-- Begin Records to process --

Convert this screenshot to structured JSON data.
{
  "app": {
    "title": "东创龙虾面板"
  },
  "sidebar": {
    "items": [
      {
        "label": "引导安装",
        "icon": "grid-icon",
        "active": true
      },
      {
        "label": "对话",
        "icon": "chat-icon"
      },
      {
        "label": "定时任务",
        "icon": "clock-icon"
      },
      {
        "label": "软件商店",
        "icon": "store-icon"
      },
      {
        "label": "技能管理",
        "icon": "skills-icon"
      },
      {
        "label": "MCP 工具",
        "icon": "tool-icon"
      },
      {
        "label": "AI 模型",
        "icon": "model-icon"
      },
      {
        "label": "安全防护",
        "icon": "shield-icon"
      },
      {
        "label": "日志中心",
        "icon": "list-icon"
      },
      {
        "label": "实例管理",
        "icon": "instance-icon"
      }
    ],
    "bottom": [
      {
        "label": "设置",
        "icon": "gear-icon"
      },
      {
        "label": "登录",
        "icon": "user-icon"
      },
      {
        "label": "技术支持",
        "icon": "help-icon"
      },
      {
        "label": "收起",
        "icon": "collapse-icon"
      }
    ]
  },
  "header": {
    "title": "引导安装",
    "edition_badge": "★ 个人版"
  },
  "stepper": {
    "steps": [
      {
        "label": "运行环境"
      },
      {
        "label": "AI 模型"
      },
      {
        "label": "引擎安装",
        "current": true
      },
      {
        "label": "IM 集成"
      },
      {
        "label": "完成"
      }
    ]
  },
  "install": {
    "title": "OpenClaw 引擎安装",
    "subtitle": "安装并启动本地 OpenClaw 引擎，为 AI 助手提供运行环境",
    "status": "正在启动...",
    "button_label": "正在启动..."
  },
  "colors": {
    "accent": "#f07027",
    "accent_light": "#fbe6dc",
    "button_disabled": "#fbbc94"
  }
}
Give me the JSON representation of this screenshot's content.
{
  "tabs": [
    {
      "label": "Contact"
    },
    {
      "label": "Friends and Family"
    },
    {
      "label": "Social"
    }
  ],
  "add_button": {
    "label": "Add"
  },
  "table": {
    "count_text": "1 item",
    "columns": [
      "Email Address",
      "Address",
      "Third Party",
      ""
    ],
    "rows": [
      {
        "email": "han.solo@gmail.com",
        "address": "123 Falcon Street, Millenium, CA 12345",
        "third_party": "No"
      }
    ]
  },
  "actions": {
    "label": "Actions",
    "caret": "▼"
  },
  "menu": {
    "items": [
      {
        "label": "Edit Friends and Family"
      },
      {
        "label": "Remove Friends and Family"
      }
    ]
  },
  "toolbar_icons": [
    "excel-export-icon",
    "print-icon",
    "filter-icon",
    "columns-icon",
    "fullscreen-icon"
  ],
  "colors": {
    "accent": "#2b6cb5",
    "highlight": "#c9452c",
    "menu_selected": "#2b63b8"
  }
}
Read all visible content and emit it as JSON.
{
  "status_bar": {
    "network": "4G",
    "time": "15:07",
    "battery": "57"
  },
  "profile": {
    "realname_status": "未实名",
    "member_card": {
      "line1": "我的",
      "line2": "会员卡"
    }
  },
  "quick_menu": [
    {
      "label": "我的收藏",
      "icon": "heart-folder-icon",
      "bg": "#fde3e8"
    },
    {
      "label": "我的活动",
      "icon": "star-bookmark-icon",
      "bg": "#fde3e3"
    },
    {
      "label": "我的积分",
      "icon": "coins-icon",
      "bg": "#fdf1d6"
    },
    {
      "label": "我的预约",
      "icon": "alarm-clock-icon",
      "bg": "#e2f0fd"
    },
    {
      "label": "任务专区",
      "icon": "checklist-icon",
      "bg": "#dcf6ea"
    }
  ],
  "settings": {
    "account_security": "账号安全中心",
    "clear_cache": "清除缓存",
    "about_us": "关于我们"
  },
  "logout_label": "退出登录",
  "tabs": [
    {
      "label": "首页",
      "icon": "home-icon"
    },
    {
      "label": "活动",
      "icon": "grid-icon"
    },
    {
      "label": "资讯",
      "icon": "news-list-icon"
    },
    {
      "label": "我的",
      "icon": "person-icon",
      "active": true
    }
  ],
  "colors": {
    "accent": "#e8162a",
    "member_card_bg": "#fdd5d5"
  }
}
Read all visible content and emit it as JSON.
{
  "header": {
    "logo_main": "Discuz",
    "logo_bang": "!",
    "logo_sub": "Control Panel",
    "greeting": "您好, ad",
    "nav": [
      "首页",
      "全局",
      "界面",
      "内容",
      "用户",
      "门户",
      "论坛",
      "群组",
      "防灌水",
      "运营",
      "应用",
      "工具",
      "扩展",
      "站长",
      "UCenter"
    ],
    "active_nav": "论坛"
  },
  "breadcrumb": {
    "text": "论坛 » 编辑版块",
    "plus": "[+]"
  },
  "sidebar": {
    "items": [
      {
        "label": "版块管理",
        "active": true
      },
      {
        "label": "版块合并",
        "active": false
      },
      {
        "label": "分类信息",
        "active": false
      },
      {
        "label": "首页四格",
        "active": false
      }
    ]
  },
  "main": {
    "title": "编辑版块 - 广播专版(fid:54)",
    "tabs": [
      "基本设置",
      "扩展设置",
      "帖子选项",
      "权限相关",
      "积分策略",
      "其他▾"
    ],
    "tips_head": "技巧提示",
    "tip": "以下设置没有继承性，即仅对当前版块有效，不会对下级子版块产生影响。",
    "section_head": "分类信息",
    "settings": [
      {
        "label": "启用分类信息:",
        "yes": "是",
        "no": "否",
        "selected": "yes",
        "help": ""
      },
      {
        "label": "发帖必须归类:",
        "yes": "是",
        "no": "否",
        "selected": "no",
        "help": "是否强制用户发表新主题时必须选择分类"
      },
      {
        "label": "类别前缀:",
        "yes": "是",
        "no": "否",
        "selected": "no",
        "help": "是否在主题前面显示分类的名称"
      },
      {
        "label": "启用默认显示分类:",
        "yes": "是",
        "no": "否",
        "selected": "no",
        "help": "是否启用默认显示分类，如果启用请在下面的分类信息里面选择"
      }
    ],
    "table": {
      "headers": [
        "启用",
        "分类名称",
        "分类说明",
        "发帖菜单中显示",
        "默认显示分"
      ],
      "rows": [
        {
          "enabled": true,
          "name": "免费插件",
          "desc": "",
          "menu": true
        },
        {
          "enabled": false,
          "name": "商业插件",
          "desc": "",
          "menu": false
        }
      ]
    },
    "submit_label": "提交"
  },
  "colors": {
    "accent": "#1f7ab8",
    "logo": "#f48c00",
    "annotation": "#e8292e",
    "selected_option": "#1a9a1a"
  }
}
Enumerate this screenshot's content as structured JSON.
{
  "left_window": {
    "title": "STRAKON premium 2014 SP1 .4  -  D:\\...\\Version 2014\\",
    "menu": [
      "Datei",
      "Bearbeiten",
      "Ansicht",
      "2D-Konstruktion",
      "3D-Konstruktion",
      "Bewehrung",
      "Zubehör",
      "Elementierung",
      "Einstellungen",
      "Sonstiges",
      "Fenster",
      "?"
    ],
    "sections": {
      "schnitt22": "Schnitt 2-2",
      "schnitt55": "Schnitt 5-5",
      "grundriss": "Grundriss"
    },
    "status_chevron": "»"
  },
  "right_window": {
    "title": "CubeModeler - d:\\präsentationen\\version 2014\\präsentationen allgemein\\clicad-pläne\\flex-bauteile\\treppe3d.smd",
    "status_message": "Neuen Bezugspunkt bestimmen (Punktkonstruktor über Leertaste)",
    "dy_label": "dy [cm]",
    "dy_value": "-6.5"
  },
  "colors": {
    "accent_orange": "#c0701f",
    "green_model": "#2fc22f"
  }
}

-- End Records to process --

All records above must be set down exactly, please.

Convert this screenshot to structured JSON data.
{
  "app": {
    "title": "东创龙虾面板"
  },
  "sidebar": {
    "items": [
      {
        "label": "引导安装",
        "icon": "grid-icon",
        "active": true
      },
      {
        "label": "对话",
        "icon": "chat-icon"
      },
      {
        "label": "定时任务",
        "icon": "clock-icon"
      },
      {
        "label": "软件商店",
        "icon": "store-icon"
      },
      {
        "label": "技能管理",
        "icon": "skills-icon"
      },
      {
        "label": "MCP 工具",
        "icon": "tool-icon"
      },
      {
        "label": "AI 模型",
        "icon": "model-icon"
      },
      {
        "label": "安全防护",
        "icon": "shield-icon"
      },
      {
        "label": "日志中心",
        "icon": "list-icon"
      },
      {
        "label": "实例管理",
        "icon": "instance-icon"
      }
    ],
    "bottom": [
      {
        "label": "设置",
        "icon": "gear-icon"
      },
      {
        "label": "登录",
        "icon": "user-icon"
      },
      {
        "label": "技术支持",
        "icon": "help-icon"
      },
      {
        "label": "收起",
        "icon": "collapse-icon"
      }
    ]
  },
  "header": {
    "title": "引导安装",
    "edition_badge": "★ 个人版"
  },
  "stepper": {
    "steps": [
      {
        "label": "运行环境"
      },
      {
        "label": "AI 模型"
      },
      {
        "label": "引擎安装",
        "current": true
      },
      {
        "label": "IM 集成"
      },
      {
        "label": "完成"
      }
    ]
  },
  "install": {
    "title": "OpenClaw 引擎安装",
    "subtitle": "安装并启动本地 OpenClaw 引擎，为 AI 助手提供运行环境",
    "status": "正在启动...",
    "button_label": "正在启动..."
  },
  "colors": {
    "accent": "#f07027",
    "accent_light": "#fbe6dc",
    "button_disabled": "#fbbc94"
  }
}
Give me the JSON representation of this screenshot's content.
{
  "tabs": [
    {
      "label": "Contact"
    },
    {
      "label": "Friends and Family"
    },
    {
      "label": "Social"
    }
  ],
  "add_button": {
    "label": "Add"
  },
  "table": {
    "count_text": "1 item",
    "columns": [
      "Email Address",
      "Address",
      "Third Party",
      ""
    ],
    "rows": [
      {
        "email": "han.solo@gmail.com",
        "address": "123 Falcon Street, Millenium, CA 12345",
        "third_party": "No"
      }
    ]
  },
  "actions": {
    "label": "Actions",
    "caret": "▼"
  },
  "menu": {
    "items": [
      {
        "label": "Edit Friends and Family"
      },
      {
        "label": "Remove Friends and Family"
      }
    ]
  },
  "toolbar_icons": [
    "excel-export-icon",
    "print-icon",
    "filter-icon",
    "columns-icon",
    "fullscreen-icon"
  ],
  "colors": {
    "accent": "#2b6cb5",
    "highlight": "#c9452c",
    "menu_selected": "#2b63b8"
  }
}
Read all visible content and emit it as JSON.
{
  "status_bar": {
    "network": "4G",
    "time": "15:07",
    "battery": "57"
  },
  "profile": {
    "realname_status": "未实名",
    "member_card": {
      "line1": "我的",
      "line2": "会员卡"
    }
  },
  "quick_menu": [
    {
      "label": "我的收藏",
      "icon": "heart-folder-icon",
      "bg": "#fde3e8"
    },
    {
      "label": "我的活动",
      "icon": "star-bookmark-icon",
      "bg": "#fde3e3"
    },
    {
      "label": "我的积分",
      "icon": "coins-icon",
      "bg": "#fdf1d6"
    },
    {
      "label": "我的预约",
      "icon": "alarm-clock-icon",
      "bg": "#e2f0fd"
    },
    {
      "label": "任务专区",
      "icon": "checklist-icon",
      "bg": "#dcf6ea"
    }
  ],
  "settings": {
    "account_security": "账号安全中心",
    "clear_cache": "清除缓存",
    "about_us": "关于我们"
  },
  "logout_label": "退出登录",
  "tabs": [
    {
      "label": "首页",
      "icon": "home-icon"
    },
    {
      "label": "活动",
      "icon": "grid-icon"
    },
    {
      "label": "资讯",
      "icon": "news-list-icon"
    },
    {
      "label": "我的",
      "icon": "person-icon",
      "active": true
    }
  ],
  "colors": {
    "accent": "#e8162a",
    "member_card_bg": "#fdd5d5"
  }
}
Read all visible content and emit it as JSON.
{
  "header": {
    "logo_main": "Discuz",
    "logo_bang": "!",
    "logo_sub": "Control Panel",
    "greeting": "您好, ad",
    "nav": [
      "首页",
      "全局",
      "界面",
      "内容",
      "用户",
      "门户",
      "论坛",
      "群组",
      "防灌水",
      "运营",
      "应用",
      "工具",
      "扩展",
      "站长",
      "UCenter"
    ],
    "active_nav": "论坛"
  },
  "breadcrumb": {
    "text": "论坛 » 编辑版块",
    "plus": "[+]"
  },
  "sidebar": {
    "items": [
      {
        "label": "版块管理",
        "active": true
      },
      {
        "label": "版块合并",
        "active": false
      },
      {
        "label": "分类信息",
        "active": false
      },
      {
        "label": "首页四格",
        "active": false
      }
    ]
  },
  "main": {
    "title": "编辑版块 - 广播专版(fid:54)",
    "tabs": [
      "基本设置",
      "扩展设置",
      "帖子选项",
      "权限相关",
      "积分策略",
      "其他▾"
    ],
    "tips_head": "技巧提示",
    "tip": "以下设置没有继承性，即仅对当前版块有效，不会对下级子版块产生影响。",
    "section_head": "分类信息",
    "settings": [
      {
        "label": "启用分类信息:",
        "yes": "是",
        "no": "否",
        "selected": "yes",
        "help": ""
      },
      {
        "label": "发帖必须归类:",
        "yes": "是",
        "no": "否",
        "selected": "no",
        "help": "是否强制用户发表新主题时必须选择分类"
      },
      {
        "label": "类别前缀:",
        "yes": "是",
        "no": "否",
        "selected": "no",
        "help": "是否在主题前面显示分类的名称"
      },
      {
        "label": "启用默认显示分类:",
        "yes": "是",
        "no": "否",
        "selected": "no",
        "help": "是否启用默认显示分类，如果启用请在下面的分类信息里面选择"
      }
    ],
    "table": {
      "headers": [
        "启用",
        "分类名称",
        "分类说明",
        "发帖菜单中显示",
        "默认显示分"
      ],
      "rows": [
        {
          "enabled": true,
          "name": "免费插件",
          "desc": "",
          "menu": true
        },
        {
          "enabled": false,
          "name": "商业插件",
          "desc": "",
          "menu": false
        }
      ]
    },
    "submit_label": "提交"
  },
  "colors": {
    "accent": "#1f7ab8",
    "logo": "#f48c00",
    "annotation": "#e8292e",
    "selected_option": "#1a9a1a"
  }
}
Enumerate this screenshot's content as structured JSON.
{
  "left_window": {
    "title": "STRAKON premium 2014 SP1 .4  -  D:\\...\\Version 2014\\",
    "menu": [
      "Datei",
      "Bearbeiten",
      "Ansicht",
      "2D-Konstruktion",
      "3D-Konstruktion",
      "Bewehrung",
      "Zubehör",
      "Elementierung",
      "Einstellungen",
      "Sonstiges",
      "Fenster",
      "?"
    ],
    "sections": {
      "schnitt22": "Schnitt 2-2",
      "schnitt55": "Schnitt 5-5",
      "grundriss": "Grundriss"
    },
    "status_chevron": "»"
  },
  "right_window": {
    "title": "CubeModeler - d:\\präsentationen\\version 2014\\präsentationen allgemein\\clicad-pläne\\flex-bauteile\\treppe3d.smd",
    "status_message": "Neuen Bezugspunkt bestimmen (Punktkonstruktor über Leertaste)",
    "dy_label": "dy [cm]",
    "dy_value": "-6.5"
  },
  "colors": {
    "accent_orange": "#c0701f",
    "green_model": "#2fc22f"
  }
}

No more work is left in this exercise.